Search the data for the word "نفيسة" and copy every line where it occurs.

** Start of Extracted data **

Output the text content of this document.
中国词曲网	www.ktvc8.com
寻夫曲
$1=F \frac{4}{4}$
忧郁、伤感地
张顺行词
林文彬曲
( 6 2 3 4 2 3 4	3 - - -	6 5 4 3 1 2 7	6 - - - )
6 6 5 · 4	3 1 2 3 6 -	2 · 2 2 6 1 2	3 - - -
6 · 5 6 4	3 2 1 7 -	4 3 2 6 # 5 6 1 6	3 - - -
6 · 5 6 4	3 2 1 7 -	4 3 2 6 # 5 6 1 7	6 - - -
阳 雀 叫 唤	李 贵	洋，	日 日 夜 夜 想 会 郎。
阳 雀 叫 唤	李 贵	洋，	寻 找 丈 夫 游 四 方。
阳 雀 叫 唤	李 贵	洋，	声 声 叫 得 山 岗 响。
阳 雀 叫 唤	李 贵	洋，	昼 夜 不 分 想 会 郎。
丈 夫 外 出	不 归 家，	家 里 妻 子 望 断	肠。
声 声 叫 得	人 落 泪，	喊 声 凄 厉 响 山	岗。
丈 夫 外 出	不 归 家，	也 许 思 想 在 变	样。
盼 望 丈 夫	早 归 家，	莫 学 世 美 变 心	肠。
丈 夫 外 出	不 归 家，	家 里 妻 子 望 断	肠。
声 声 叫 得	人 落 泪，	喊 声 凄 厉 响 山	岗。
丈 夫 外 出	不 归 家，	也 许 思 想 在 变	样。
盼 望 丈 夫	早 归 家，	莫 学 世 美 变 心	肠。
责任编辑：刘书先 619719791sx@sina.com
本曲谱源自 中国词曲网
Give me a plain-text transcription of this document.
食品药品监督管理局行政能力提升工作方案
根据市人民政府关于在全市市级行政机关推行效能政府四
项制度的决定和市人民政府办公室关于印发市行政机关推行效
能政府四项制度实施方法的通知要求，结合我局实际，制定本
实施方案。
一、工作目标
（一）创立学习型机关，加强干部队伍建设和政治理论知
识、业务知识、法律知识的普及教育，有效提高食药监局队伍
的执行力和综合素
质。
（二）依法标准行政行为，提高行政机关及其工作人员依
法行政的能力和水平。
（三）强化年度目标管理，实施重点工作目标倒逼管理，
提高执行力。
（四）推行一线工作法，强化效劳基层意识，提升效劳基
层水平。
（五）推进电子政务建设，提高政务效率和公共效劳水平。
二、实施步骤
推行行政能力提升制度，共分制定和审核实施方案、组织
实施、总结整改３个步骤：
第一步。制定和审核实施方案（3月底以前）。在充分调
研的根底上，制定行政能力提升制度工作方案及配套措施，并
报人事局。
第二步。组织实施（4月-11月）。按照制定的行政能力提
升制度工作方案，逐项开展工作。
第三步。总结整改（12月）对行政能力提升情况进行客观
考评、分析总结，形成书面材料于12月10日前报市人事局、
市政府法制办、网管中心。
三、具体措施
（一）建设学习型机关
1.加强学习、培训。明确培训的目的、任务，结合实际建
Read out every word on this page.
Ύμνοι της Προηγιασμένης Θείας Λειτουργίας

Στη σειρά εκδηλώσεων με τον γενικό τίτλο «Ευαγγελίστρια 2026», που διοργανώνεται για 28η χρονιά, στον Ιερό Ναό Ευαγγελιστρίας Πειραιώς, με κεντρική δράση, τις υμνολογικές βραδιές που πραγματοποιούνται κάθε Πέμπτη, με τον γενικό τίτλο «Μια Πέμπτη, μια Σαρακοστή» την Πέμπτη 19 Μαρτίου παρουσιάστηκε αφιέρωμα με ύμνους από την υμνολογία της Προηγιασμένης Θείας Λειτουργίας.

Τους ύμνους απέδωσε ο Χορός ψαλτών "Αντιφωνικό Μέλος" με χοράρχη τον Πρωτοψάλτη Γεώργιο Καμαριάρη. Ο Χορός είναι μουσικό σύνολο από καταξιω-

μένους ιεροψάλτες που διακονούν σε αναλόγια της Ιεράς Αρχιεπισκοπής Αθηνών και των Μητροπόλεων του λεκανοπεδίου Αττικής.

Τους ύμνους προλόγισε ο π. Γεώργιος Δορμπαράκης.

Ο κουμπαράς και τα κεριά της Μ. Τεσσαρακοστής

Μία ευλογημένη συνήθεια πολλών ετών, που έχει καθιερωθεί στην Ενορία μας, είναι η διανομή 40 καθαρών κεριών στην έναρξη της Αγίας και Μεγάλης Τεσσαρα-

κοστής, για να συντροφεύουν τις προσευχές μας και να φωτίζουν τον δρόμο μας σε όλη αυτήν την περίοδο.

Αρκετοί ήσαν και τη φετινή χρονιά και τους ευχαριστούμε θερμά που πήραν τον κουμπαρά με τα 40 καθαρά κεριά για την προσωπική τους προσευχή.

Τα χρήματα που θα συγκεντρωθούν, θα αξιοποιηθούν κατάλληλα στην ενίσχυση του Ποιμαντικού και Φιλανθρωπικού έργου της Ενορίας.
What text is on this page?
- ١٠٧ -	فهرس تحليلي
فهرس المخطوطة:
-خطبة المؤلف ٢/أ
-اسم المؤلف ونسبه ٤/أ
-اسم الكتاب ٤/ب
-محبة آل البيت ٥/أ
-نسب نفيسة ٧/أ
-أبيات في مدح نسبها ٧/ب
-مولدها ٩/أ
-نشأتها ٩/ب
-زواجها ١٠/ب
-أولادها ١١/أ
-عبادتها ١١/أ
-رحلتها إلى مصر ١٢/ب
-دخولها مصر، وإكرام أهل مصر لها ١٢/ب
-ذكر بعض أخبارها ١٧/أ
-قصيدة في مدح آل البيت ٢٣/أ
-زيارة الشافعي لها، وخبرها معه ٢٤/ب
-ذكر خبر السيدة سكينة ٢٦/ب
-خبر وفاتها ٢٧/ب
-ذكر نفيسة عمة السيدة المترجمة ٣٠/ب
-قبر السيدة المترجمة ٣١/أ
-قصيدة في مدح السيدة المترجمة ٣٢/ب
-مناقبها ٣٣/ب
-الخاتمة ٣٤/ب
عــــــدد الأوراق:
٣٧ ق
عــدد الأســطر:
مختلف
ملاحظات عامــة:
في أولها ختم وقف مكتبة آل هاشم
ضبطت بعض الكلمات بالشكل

** End of Extracted data **

Exercise result
-نسب نفيسة ٧/أ
-ذكر نفيسة عمة السيدة المترجمة ٣٠/ب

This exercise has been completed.